Start of ENTRIES SUPPLIED

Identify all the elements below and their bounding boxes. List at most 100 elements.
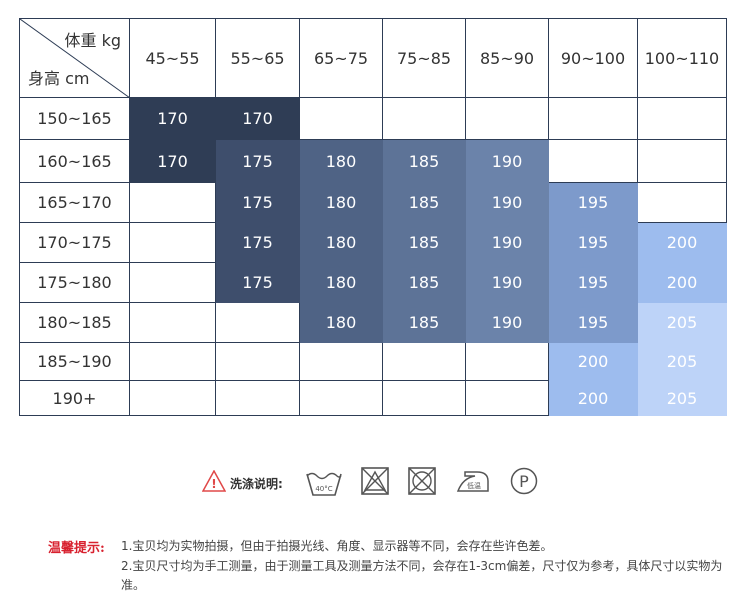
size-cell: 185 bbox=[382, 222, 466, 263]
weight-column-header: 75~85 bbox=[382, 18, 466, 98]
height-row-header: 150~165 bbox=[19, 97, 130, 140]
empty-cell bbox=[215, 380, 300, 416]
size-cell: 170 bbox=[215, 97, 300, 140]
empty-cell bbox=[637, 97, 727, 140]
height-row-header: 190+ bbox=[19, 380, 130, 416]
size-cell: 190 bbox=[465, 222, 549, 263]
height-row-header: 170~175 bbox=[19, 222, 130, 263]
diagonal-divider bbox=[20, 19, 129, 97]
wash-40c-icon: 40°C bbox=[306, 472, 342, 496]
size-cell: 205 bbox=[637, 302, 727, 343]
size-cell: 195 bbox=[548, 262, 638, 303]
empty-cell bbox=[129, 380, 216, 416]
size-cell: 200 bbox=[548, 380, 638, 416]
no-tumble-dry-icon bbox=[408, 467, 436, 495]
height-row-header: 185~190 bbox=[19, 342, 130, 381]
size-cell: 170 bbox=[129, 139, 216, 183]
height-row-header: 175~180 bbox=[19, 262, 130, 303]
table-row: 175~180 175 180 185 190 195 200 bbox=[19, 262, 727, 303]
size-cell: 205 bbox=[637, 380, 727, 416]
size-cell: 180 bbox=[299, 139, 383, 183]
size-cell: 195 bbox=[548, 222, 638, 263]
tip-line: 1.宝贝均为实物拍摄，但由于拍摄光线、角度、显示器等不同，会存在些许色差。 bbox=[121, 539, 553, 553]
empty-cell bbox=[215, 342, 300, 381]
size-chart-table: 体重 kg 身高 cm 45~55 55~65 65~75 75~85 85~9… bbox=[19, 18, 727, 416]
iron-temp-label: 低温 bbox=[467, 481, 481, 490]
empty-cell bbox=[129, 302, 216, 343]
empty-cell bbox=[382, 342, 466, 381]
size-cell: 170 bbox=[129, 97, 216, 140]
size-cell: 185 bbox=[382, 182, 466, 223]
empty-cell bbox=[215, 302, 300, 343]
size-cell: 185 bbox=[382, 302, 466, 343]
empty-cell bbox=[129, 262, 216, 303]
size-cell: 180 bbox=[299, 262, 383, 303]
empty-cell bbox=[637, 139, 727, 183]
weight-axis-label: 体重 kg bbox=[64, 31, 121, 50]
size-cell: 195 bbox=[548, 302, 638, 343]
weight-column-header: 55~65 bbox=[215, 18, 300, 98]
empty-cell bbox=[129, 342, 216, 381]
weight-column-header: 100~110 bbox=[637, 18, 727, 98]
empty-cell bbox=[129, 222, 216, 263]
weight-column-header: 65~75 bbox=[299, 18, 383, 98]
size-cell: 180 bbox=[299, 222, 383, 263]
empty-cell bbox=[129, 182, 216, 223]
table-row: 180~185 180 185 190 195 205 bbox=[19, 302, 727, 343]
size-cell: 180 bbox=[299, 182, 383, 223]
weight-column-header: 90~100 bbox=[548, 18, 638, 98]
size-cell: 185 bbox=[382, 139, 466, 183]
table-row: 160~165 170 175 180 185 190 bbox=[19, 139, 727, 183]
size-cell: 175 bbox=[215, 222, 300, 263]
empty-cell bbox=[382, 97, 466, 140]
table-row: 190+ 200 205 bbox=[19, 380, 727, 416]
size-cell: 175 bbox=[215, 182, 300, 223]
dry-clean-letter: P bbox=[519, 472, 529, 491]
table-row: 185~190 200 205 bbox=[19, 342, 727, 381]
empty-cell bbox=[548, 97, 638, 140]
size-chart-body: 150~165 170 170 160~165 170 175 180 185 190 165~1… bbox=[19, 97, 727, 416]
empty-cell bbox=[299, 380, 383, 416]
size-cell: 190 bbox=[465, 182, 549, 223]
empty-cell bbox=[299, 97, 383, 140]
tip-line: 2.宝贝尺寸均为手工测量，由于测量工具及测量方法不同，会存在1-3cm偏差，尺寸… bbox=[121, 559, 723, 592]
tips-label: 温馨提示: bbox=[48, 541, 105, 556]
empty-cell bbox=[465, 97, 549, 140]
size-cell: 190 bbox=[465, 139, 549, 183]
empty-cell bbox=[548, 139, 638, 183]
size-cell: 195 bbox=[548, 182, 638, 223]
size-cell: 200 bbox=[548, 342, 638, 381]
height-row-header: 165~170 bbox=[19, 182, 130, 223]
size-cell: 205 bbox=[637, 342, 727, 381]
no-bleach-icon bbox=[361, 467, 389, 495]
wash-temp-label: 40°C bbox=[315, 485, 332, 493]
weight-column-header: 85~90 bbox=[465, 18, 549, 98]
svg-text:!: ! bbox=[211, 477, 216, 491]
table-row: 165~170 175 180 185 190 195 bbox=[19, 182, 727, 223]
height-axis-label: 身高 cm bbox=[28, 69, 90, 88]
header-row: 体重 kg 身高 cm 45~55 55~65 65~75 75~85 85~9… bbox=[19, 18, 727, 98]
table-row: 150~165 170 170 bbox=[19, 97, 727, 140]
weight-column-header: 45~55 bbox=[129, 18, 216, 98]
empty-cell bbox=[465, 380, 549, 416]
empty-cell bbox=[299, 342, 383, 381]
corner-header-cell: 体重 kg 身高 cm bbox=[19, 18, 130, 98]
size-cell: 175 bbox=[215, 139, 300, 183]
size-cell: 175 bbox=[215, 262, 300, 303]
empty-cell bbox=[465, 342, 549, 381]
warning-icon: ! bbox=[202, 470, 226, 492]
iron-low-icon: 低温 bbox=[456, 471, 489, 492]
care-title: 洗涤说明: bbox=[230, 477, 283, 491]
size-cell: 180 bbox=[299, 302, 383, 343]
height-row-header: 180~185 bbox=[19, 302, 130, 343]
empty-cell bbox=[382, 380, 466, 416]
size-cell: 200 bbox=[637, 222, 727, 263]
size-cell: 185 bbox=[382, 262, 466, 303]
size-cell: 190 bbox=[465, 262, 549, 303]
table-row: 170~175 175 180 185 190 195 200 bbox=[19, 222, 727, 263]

End of ENTRIES SUPPLIED

Can you give the entries above again, swapping "bounding boxes" for "box coordinates" and leaving everything else unchanged? Leave the pictures out.

● COMPLETE RESPONSE
Identify all the elements below and their box coordinates. List at most 100 elements.
size-cell: 185 bbox=[382, 222, 466, 263]
weight-column-header: 75~85 bbox=[382, 18, 466, 98]
height-row-header: 150~165 bbox=[19, 97, 130, 140]
empty-cell bbox=[215, 380, 300, 416]
size-cell: 170 bbox=[215, 97, 300, 140]
empty-cell bbox=[637, 97, 727, 140]
height-row-header: 190+ bbox=[19, 380, 130, 416]
size-cell: 190 bbox=[465, 222, 549, 263]
height-row-header: 170~175 bbox=[19, 222, 130, 263]
diagonal-divider bbox=[20, 19, 129, 97]
wash-40c-icon: 40°C bbox=[306, 472, 342, 496]
size-cell: 205 bbox=[637, 302, 727, 343]
size-cell: 195 bbox=[548, 262, 638, 303]
empty-cell bbox=[129, 380, 216, 416]
size-cell: 200 bbox=[548, 380, 638, 416]
no-tumble-dry-icon bbox=[408, 467, 436, 495]
height-row-header: 185~190 bbox=[19, 342, 130, 381]
size-cell: 170 bbox=[129, 139, 216, 183]
height-row-header: 175~180 bbox=[19, 262, 130, 303]
table-row: 175~180 175 180 185 190 195 200 bbox=[19, 262, 727, 303]
size-cell: 205 bbox=[637, 380, 727, 416]
size-cell: 180 bbox=[299, 139, 383, 183]
size-cell: 195 bbox=[548, 222, 638, 263]
tip-line: 1.宝贝均为实物拍摄，但由于拍摄光线、角度、显示器等不同，会存在些许色差。 bbox=[121, 539, 553, 553]
empty-cell bbox=[215, 342, 300, 381]
size-chart-table: 体重 kg 身高 cm 45~55 55~65 65~75 75~85 85~9… bbox=[19, 18, 727, 416]
iron-temp-label: 低温 bbox=[467, 481, 481, 490]
empty-cell bbox=[129, 302, 216, 343]
empty-cell bbox=[382, 342, 466, 381]
size-cell: 170 bbox=[129, 97, 216, 140]
size-cell: 185 bbox=[382, 182, 466, 223]
empty-cell bbox=[215, 302, 300, 343]
size-cell: 185 bbox=[382, 302, 466, 343]
empty-cell bbox=[129, 262, 216, 303]
size-cell: 180 bbox=[299, 262, 383, 303]
empty-cell bbox=[637, 139, 727, 183]
weight-axis-label: 体重 kg bbox=[64, 31, 121, 50]
size-cell: 195 bbox=[548, 302, 638, 343]
weight-column-header: 55~65 bbox=[215, 18, 300, 98]
empty-cell bbox=[129, 342, 216, 381]
weight-column-header: 100~110 bbox=[637, 18, 727, 98]
empty-cell bbox=[129, 222, 216, 263]
weight-column-header: 65~75 bbox=[299, 18, 383, 98]
size-cell: 180 bbox=[299, 222, 383, 263]
empty-cell bbox=[129, 182, 216, 223]
table-row: 180~185 180 185 190 195 205 bbox=[19, 302, 727, 343]
size-cell: 180 bbox=[299, 182, 383, 223]
weight-column-header: 90~100 bbox=[548, 18, 638, 98]
size-cell: 185 bbox=[382, 139, 466, 183]
table-row: 160~165 170 175 180 185 190 bbox=[19, 139, 727, 183]
size-cell: 175 bbox=[215, 222, 300, 263]
empty-cell bbox=[382, 97, 466, 140]
table-row: 190+ 200 205 bbox=[19, 380, 727, 416]
size-cell: 175 bbox=[215, 182, 300, 223]
dry-clean-letter: P bbox=[519, 472, 529, 491]
table-row: 185~190 200 205 bbox=[19, 342, 727, 381]
empty-cell bbox=[548, 97, 638, 140]
size-chart-body: 150~165 170 170 160~165 170 175 180 185 190 165~1… bbox=[19, 97, 727, 416]
empty-cell bbox=[299, 380, 383, 416]
size-cell: 190 bbox=[465, 182, 549, 223]
empty-cell bbox=[299, 97, 383, 140]
tip-line: 2.宝贝尺寸均为手工测量，由于测量工具及测量方法不同，会存在1-3cm偏差，尺寸… bbox=[121, 559, 723, 592]
tips-label: 温馨提示: bbox=[48, 541, 105, 556]
empty-cell bbox=[465, 97, 549, 140]
size-cell: 190 bbox=[465, 139, 549, 183]
empty-cell bbox=[548, 139, 638, 183]
size-cell: 195 bbox=[548, 182, 638, 223]
size-cell: 200 bbox=[548, 342, 638, 381]
height-row-header: 165~170 bbox=[19, 182, 130, 223]
size-cell: 205 bbox=[637, 342, 727, 381]
no-bleach-icon bbox=[361, 467, 389, 495]
wash-temp-label: 40°C bbox=[315, 485, 332, 493]
weight-column-header: 85~90 bbox=[465, 18, 549, 98]
svg-text:!: ! bbox=[211, 477, 216, 491]
table-row: 165~170 175 180 185 190 195 bbox=[19, 182, 727, 223]
height-axis-label: 身高 cm bbox=[28, 69, 90, 88]
header-row: 体重 kg 身高 cm 45~55 55~65 65~75 75~85 85~9… bbox=[19, 18, 727, 98]
table-row: 150~165 170 170 bbox=[19, 97, 727, 140]
weight-column-header: 45~55 bbox=[129, 18, 216, 98]
empty-cell bbox=[465, 380, 549, 416]
empty-cell bbox=[299, 342, 383, 381]
corner-header-cell: 体重 kg 身高 cm bbox=[19, 18, 130, 98]
size-cell: 175 bbox=[215, 139, 300, 183]
size-cell: 175 bbox=[215, 262, 300, 303]
empty-cell bbox=[465, 342, 549, 381]
warning-icon: ! bbox=[202, 470, 226, 492]
iron-low-icon: 低温 bbox=[456, 471, 489, 492]
care-title: 洗涤说明: bbox=[230, 477, 283, 491]
size-cell: 180 bbox=[299, 302, 383, 343]
height-row-header: 180~185 bbox=[19, 302, 130, 343]
empty-cell bbox=[382, 380, 466, 416]
size-cell: 200 bbox=[637, 222, 727, 263]
size-cell: 185 bbox=[382, 262, 466, 303]
size-cell: 190 bbox=[465, 262, 549, 303]
table-row: 170~175 175 180 185 190 195 200 bbox=[19, 222, 727, 263]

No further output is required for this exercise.